--- To do ---
Quote every line below exactly as it reads.

** start of Data section **

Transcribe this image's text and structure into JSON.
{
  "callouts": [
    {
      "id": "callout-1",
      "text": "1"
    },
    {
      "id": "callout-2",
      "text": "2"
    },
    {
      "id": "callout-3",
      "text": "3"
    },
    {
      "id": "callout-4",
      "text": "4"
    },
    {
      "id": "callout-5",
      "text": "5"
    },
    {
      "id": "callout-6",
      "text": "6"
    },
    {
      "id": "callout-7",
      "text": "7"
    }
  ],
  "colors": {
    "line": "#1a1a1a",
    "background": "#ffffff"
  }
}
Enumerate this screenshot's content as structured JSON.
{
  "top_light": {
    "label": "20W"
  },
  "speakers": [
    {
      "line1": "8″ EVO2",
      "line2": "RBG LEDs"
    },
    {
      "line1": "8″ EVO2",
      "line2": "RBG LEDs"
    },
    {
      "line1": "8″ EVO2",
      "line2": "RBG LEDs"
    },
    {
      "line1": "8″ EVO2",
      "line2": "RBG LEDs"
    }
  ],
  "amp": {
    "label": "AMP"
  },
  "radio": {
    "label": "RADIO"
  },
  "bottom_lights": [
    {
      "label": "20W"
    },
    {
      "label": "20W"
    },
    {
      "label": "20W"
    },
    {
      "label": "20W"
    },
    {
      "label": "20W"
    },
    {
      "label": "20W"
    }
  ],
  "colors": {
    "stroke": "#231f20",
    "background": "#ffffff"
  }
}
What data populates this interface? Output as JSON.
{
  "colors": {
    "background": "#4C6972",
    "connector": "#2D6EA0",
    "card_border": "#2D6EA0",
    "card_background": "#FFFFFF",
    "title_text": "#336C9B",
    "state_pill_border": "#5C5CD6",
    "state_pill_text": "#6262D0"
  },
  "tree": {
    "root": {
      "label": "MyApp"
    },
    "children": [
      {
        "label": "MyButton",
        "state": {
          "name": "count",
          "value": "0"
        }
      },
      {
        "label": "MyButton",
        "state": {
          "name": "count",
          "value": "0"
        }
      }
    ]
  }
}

** end of Data section **

--- Written response ---
Transcribe this image's text and structure into JSON.
{
  "callouts": [
    {
      "id": "callout-1",
      "text": "1"
    },
    {
      "id": "callout-2",
      "text": "2"
    },
    {
      "id": "callout-3",
      "text": "3"
    },
    {
      "id": "callout-4",
      "text": "4"
    },
    {
      "id": "callout-5",
      "text": "5"
    },
    {
      "id": "callout-6",
      "text": "6"
    },
    {
      "id": "callout-7",
      "text": "7"
    }
  ],
  "colors": {
    "line": "#1a1a1a",
    "background": "#ffffff"
  }
}
Enumerate this screenshot's content as structured JSON.
{
  "top_light": {
    "label": "20W"
  },
  "speakers": [
    {
      "line1": "8″ EVO2",
      "line2": "RBG LEDs"
    },
    {
      "line1": "8″ EVO2",
      "line2": "RBG LEDs"
    },
    {
      "line1": "8″ EVO2",
      "line2": "RBG LEDs"
    },
    {
      "line1": "8″ EVO2",
      "line2": "RBG LEDs"
    }
  ],
  "amp": {
    "label": "AMP"
  },
  "radio": {
    "label": "RADIO"
  },
  "bottom_lights": [
    {
      "label": "20W"
    },
    {
      "label": "20W"
    },
    {
      "label": "20W"
    },
    {
      "label": "20W"
    },
    {
      "label": "20W"
    },
    {
      "label": "20W"
    }
  ],
  "colors": {
    "stroke": "#231f20",
    "background": "#ffffff"
  }
}
What data populates this interface? Output as JSON.
{
  "colors": {
    "background": "#4C6972",
    "connector": "#2D6EA0",
    "card_border": "#2D6EA0",
    "card_background": "#FFFFFF",
    "title_text": "#336C9B",
    "state_pill_border": "#5C5CD6",
    "state_pill_text": "#6262D0"
  },
  "tree": {
    "root": {
      "label": "MyApp"
    },
    "children": [
      {
        "label": "MyButton",
        "state": {
          "name": "count",
          "value": "0"
        }
      },
      {
        "label": "MyButton",
        "state": {
          "name": "count",
          "value": "0"
        }
      }
    ]
  }
}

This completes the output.